[Spatial layout data]
## START
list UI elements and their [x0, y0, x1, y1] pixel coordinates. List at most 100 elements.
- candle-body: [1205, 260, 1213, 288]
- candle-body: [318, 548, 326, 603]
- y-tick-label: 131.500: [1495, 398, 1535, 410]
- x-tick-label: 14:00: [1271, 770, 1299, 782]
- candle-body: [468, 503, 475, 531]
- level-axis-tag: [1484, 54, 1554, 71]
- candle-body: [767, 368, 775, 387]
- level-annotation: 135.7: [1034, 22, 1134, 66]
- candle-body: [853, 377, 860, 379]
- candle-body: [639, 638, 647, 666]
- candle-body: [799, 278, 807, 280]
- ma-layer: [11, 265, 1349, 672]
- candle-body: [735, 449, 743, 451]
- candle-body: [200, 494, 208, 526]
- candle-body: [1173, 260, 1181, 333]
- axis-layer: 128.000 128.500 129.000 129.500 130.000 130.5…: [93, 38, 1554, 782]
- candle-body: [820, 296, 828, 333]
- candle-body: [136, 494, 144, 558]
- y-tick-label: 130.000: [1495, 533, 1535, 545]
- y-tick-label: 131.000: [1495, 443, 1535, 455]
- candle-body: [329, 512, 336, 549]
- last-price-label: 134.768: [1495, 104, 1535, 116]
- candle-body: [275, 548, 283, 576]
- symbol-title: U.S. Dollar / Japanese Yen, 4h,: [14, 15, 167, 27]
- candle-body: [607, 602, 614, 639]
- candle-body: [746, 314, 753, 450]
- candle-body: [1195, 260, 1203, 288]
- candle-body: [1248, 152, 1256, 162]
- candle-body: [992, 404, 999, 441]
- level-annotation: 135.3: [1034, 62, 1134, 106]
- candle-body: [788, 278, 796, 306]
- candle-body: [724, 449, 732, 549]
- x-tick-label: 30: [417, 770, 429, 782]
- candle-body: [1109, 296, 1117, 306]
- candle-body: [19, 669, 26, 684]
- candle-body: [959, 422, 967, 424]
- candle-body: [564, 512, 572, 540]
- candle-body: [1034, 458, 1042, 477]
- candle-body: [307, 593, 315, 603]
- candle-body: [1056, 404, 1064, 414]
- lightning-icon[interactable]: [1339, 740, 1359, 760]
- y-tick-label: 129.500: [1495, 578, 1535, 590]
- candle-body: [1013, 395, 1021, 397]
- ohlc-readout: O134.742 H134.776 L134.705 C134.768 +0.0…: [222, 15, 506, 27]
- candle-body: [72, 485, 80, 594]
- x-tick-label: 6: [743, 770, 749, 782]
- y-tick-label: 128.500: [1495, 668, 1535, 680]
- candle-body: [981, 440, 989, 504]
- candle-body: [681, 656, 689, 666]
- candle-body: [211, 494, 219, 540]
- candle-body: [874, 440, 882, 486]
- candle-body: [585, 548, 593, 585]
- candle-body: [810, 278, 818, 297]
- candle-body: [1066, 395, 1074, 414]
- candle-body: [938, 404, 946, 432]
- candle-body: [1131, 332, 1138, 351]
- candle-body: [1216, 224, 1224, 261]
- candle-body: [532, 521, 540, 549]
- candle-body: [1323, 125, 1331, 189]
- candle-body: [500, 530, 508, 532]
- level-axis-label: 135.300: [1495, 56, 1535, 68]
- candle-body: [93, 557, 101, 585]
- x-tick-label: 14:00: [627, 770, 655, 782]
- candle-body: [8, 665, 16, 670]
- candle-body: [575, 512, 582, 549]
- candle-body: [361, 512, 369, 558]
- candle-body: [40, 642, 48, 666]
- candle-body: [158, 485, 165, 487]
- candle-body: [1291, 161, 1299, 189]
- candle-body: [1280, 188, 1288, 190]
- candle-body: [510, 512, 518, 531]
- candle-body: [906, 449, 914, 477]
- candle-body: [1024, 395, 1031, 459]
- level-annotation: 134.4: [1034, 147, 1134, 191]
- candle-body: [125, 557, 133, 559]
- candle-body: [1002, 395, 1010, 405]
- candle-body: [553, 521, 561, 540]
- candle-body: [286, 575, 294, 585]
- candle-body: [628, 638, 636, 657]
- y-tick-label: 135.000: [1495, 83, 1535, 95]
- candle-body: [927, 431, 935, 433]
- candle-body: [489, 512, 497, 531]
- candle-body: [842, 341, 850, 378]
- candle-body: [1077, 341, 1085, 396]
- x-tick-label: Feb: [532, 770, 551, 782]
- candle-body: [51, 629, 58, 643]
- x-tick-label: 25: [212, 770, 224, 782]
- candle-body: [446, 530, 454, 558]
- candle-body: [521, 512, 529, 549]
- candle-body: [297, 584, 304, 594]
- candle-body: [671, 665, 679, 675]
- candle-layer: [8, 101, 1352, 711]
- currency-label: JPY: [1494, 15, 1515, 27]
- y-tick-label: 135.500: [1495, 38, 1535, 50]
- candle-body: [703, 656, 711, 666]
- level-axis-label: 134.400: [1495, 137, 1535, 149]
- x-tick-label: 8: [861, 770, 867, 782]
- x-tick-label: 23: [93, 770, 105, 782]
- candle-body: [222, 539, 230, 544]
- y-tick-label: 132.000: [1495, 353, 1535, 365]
## END
**Stated exercise**
Copy out every line of the material word for word.

**Expected answer**
list UI elements and their [x0, y0, x1, y1] pixel coordinates. List at most 100 elements.
- candle-body: [1205, 260, 1213, 288]
- candle-body: [318, 548, 326, 603]
- y-tick-label: 131.500: [1495, 398, 1535, 410]
- x-tick-label: 14:00: [1271, 770, 1299, 782]
- candle-body: [468, 503, 475, 531]
- level-axis-tag: [1484, 54, 1554, 71]
- candle-body: [767, 368, 775, 387]
- level-annotation: 135.7: [1034, 22, 1134, 66]
- candle-body: [853, 377, 860, 379]
- candle-body: [639, 638, 647, 666]
- candle-body: [799, 278, 807, 280]
- ma-layer: [11, 265, 1349, 672]
- candle-body: [735, 449, 743, 451]
- candle-body: [200, 494, 208, 526]
- candle-body: [1173, 260, 1181, 333]
- axis-layer: 128.000 128.500 129.000 129.500 130.000 130.5…: [93, 38, 1554, 782]
- candle-body: [820, 296, 828, 333]
- candle-body: [136, 494, 144, 558]
- y-tick-label: 130.000: [1495, 533, 1535, 545]
- y-tick-label: 131.000: [1495, 443, 1535, 455]
- candle-body: [329, 512, 336, 549]
- last-price-label: 134.768: [1495, 104, 1535, 116]
- candle-body: [275, 548, 283, 576]
- symbol-title: U.S. Dollar / Japanese Yen, 4h,: [14, 15, 167, 27]
- candle-body: [607, 602, 614, 639]
- candle-body: [746, 314, 753, 450]
- candle-body: [1195, 260, 1203, 288]
- candle-body: [1248, 152, 1256, 162]
- candle-body: [992, 404, 999, 441]
- level-annotation: 135.3: [1034, 62, 1134, 106]
- candle-body: [788, 278, 796, 306]
- candle-body: [724, 449, 732, 549]
- x-tick-label: 30: [417, 770, 429, 782]
- candle-body: [1109, 296, 1117, 306]
- candle-body: [19, 669, 26, 684]
- candle-body: [959, 422, 967, 424]
- candle-body: [564, 512, 572, 540]
- candle-body: [1034, 458, 1042, 477]
- candle-body: [307, 593, 315, 603]
- candle-body: [1056, 404, 1064, 414]
- lightning-icon[interactable]: [1339, 740, 1359, 760]
- y-tick-label: 129.500: [1495, 578, 1535, 590]
- candle-body: [1013, 395, 1021, 397]
- ohlc-readout: O134.742 H134.776 L134.705 C134.768 +0.0…: [222, 15, 506, 27]
- candle-body: [72, 485, 80, 594]
- x-tick-label: 6: [743, 770, 749, 782]
- y-tick-label: 128.500: [1495, 668, 1535, 680]
- candle-body: [981, 440, 989, 504]
- candle-body: [681, 656, 689, 666]
- candle-body: [211, 494, 219, 540]
- candle-body: [874, 440, 882, 486]
- candle-body: [585, 548, 593, 585]
- candle-body: [810, 278, 818, 297]
- candle-body: [1066, 395, 1074, 414]
- candle-body: [938, 404, 946, 432]
- candle-body: [1131, 332, 1138, 351]
- candle-body: [1216, 224, 1224, 261]
- candle-body: [532, 521, 540, 549]
- candle-body: [1323, 125, 1331, 189]
- candle-body: [500, 530, 508, 532]
- level-axis-label: 135.300: [1495, 56, 1535, 68]
- candle-body: [93, 557, 101, 585]
- x-tick-label: 14:00: [627, 770, 655, 782]
- candle-body: [8, 665, 16, 670]
- candle-body: [575, 512, 582, 549]
- candle-body: [361, 512, 369, 558]
- candle-body: [40, 642, 48, 666]
- candle-body: [158, 485, 165, 487]
- candle-body: [1291, 161, 1299, 189]
- candle-body: [1280, 188, 1288, 190]
- candle-body: [510, 512, 518, 531]
- candle-body: [906, 449, 914, 477]
- candle-body: [1024, 395, 1031, 459]
- level-annotation: 134.4: [1034, 147, 1134, 191]
- candle-body: [125, 557, 133, 559]
- candle-body: [1002, 395, 1010, 405]
- candle-body: [553, 521, 561, 540]
- candle-body: [286, 575, 294, 585]
- candle-body: [628, 638, 636, 657]
- y-tick-label: 135.000: [1495, 83, 1535, 95]
- candle-body: [927, 431, 935, 433]
- candle-body: [489, 512, 497, 531]
- candle-body: [842, 341, 850, 378]
- candle-body: [1077, 341, 1085, 396]
- x-tick-label: Feb: [532, 770, 551, 782]
- candle-body: [51, 629, 58, 643]
- x-tick-label: 25: [212, 770, 224, 782]
- candle-body: [446, 530, 454, 558]
- candle-body: [521, 512, 529, 549]
- candle-body: [297, 584, 304, 594]
- candle-body: [671, 665, 679, 675]
- candle-layer: [8, 101, 1352, 711]
- currency-label: JPY: [1494, 15, 1515, 27]
- y-tick-label: 135.500: [1495, 38, 1535, 50]
- candle-body: [703, 656, 711, 666]
- level-axis-label: 134.400: [1495, 137, 1535, 149]
- x-tick-label: 8: [861, 770, 867, 782]
- x-tick-label: 23: [93, 770, 105, 782]
- candle-body: [222, 539, 230, 544]
- y-tick-label: 132.000: [1495, 353, 1535, 365]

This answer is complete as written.